一种融合云端的产品分拣系统及分拣方法,用于对产品进行检测、分拣。系统包括图像获取单元(120)、识别单元(150)、分拣装置(160)、中央控制单元(110);图像获取单元(120)用于获取流水线上工件产品图像,并将产品图像传输到识别单元(150);识别单元(150)用于根据计算机视觉算法并利用检测参数对产品图像进行缺陷检测,并将检测结果传输到分拣装置(160);分拣装置(160)根据检测结果将工件产品进行分类放置;中央控制单元(110)与各个单元连接,用于根据算法处理数据信息并输出控制指令。系统解决了现有人工检测过程中存在的误判、检测效率低的问题,降低了人力成本,通过对分拣系统设备的运行进行实时监控,提高了产线的自动化程度。

Description

一种融合云端的产品分拣系统及方法 技术领域
本发明涉及产品分拣技术领域,特别涉及一种融合云端的产品分拣系统及方法。
背景技术
目前自动化生产线平台中,将产品输送到分拣平台后,需要将合格产品与不合格产品分开。分拣作业是大多数流水生产线上的一个重要环节。待分拣对象被不断地送入分拣作业区。待分拣对象是指未被确定是何种产品,将要被执行识别和分拣的产品。待分拣对象随着传送带进入分拣作业区。
现有产线分拣区的产品检测技术则依旧使用人工检测的方法比较多。很显然人工检测的速度和自动化生产线的生产速度相比时处于绝对的劣势,大多数时候只能对产品进行抽样检查,并不能有效地做到对产品质量的保障,很多中小型工厂,依旧是使用纯人工的方式对产品进行检测,让一线的工人使用测试仪器来检测产品的质量是否合格。
在对合格产品的分拣过程中,通常依赖检测者的经验,耗时费力,且无法形成客观严谨的评判,其检测结果存在较大的差异。并且传统的人工检测较难满足大批量生产时的质检效率要求,在大批量检测与分拣时所需的人工成本较高。人工检测会因为长时间的肉眼观察而产生视觉疲劳,更易产生误判,从而影响检测结果,且人存在情绪化等不确定因素。
另外,在设备运行监测与预警方面,传统的做法是通过人工在现场对反馈数据进行实时监测,这样不仅不直观,还易因大脑的疲劳而导致缺判、漏判的现象发生。
综上所述,现有产品线的分拣流程中,在产品检测、设备运行预警与监控时,工作效率低,自动化程度低,且容易出现误判。
技术问题
现有产品线的分拣流程中,在产品检测、设备运行预警与监控时,工作效率低,自动化程度低,且容易出现误判。
技术解决方案
针对上述问题,提出一种融合云端的产品分拣系统及方法,通过利用机器视觉算法,对产线上的工件产品进行识别,将缺陷产品与合格产品分类放置,解决了现有人工检测过程中存在的误判、检测效率低的问题,降低了人力成本,通过对分拣系统设备的运行进行实时监控,用户可以通过移动终端连接云平台,随时随地监控设备的运行状态,提高了产线的自动化程度。

= = = =

#### [练习目标]
从产品分拣文段中含有“在对合格产品的分拣过程中,通”的那处开始,原样抄录到“态,提高了产线的自动化程度。”为止。 这些记录与产品分拣文段没有关联。

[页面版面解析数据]
= = = =

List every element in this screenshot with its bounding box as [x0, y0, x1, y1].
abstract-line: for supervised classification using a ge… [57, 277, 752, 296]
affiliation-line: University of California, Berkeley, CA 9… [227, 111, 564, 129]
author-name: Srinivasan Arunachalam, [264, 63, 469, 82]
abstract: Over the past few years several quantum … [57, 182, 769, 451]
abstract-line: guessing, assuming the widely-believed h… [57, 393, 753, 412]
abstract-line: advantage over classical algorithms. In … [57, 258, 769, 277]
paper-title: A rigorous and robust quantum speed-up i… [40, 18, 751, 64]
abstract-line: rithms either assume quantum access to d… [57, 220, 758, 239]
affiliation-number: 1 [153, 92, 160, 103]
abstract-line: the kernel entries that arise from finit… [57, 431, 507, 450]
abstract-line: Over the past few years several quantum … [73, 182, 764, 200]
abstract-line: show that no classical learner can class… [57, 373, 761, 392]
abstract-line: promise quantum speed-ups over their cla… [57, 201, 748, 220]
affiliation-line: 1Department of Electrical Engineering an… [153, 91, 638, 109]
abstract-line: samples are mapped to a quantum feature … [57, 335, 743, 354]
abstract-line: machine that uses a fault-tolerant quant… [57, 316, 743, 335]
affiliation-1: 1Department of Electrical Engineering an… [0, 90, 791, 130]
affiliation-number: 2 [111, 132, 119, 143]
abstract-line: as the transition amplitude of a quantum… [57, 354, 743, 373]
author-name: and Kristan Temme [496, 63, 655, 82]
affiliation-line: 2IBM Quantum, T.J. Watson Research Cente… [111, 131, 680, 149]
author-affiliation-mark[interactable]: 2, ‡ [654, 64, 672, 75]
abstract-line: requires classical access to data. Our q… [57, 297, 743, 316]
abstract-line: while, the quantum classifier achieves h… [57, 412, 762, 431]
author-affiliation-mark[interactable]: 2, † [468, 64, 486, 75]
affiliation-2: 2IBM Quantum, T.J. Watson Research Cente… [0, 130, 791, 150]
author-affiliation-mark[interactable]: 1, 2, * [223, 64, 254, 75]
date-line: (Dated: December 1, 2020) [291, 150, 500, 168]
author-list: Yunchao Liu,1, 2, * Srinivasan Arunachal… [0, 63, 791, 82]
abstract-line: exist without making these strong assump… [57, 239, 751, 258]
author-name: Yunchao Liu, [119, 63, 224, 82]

= = = =

#### [题目解答]
在对合格产品的分拣过程中,通常依赖检测者的经验,耗时费力,且无法形成客观严谨的评判,其检测结果存在较大的差异。并且传统的人工检测较难满足大批量生产时的质检效率要求,在大批量检测与分拣时所需的人工成本较高。人工检测会因为长时间的肉眼观察而产生视觉疲劳,更易产生误判,从而影响检测结果,且人存在情绪化等不确定因素。
另外,在设备运行监测与预警方面,传统的做法是通过人工在现场对反馈数据进行实时监测,这样不仅不直观,还易因大脑的疲劳而导致缺判、漏判的现象发生。
综上所述,现有产品线的分拣流程中,在产品检测、设备运行预警与监控时,工作效率低,自动化程度低,且容易出现误判。
技术问题
现有产品线的分拣流程中,在产品检测、设备运行预警与监控时,工作效率低,自动化程度低,且容易出现误判。
技术解决方案
针对上述问题,提出一种融合云端的产品分拣系统及方法,通过利用机器视觉算法,对产线上的工件产品进行识别,将缺陷产品与合格产品分类放置,解决了现有人工检测过程中存在的误判、检测效率低的问题,降低了人力成本,通过对分拣系统设备的运行进行实时监控,用户可以通过移动终端连接云平台,随时随地监控设备的运行状态,提高了产线的自动化程度。